Exercise brief: Scan the entries below and extract each line with the word "kind" in it.
____________________
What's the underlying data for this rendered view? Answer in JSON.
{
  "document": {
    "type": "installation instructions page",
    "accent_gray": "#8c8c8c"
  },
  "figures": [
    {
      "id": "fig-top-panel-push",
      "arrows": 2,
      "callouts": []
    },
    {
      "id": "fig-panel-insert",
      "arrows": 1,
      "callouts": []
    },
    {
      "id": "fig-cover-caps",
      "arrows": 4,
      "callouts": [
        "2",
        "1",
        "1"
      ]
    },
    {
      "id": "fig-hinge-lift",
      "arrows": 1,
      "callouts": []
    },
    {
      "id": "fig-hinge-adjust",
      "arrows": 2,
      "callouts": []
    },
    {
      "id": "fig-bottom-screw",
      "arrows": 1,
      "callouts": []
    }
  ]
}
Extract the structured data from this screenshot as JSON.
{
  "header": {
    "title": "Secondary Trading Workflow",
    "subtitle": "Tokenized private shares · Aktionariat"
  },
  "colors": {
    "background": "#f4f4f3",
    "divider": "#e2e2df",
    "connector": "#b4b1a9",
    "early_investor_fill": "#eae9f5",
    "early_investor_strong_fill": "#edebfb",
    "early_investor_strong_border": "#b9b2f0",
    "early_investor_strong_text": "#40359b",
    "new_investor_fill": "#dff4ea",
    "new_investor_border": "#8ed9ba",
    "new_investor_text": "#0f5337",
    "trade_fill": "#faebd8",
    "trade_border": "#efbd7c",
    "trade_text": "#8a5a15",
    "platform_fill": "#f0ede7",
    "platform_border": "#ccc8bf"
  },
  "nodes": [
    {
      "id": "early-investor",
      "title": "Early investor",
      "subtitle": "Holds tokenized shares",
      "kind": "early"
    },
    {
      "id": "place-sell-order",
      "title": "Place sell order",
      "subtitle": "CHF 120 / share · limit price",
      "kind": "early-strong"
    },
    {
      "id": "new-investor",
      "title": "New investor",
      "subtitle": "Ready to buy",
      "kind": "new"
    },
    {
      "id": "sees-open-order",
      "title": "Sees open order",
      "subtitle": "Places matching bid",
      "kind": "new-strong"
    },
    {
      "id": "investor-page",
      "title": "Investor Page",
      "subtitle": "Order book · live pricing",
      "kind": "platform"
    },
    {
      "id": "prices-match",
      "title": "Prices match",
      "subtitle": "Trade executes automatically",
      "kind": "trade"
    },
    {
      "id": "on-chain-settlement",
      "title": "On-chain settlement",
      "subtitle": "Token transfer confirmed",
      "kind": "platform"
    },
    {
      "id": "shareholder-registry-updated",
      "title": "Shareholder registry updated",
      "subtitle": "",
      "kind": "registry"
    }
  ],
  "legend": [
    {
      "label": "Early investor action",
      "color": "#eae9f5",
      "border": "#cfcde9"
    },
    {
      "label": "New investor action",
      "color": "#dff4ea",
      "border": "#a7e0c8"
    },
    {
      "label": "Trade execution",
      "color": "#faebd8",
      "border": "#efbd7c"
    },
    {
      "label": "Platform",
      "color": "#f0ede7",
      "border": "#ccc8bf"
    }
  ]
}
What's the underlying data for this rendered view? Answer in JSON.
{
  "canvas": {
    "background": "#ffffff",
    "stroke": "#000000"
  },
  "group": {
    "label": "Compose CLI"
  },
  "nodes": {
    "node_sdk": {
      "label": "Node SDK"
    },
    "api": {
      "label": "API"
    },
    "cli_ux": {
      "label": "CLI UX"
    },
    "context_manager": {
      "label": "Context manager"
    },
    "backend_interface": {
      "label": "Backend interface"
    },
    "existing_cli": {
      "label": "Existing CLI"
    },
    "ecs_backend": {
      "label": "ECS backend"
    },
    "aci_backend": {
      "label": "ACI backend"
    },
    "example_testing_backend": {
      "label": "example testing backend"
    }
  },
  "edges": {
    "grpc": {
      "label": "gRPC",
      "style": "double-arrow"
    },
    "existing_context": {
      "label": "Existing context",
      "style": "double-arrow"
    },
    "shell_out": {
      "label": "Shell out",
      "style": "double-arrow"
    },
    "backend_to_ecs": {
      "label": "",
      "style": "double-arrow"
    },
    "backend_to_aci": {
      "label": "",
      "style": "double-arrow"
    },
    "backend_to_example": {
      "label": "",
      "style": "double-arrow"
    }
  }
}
____________________
Reply to the exercise:
      "kind": "early"
      "kind": "early-strong"
      "kind": "new"
      "kind": "new-strong"
      "kind": "platform"
      "kind": "trade"
      "kind": "platform"
      "kind": "registry"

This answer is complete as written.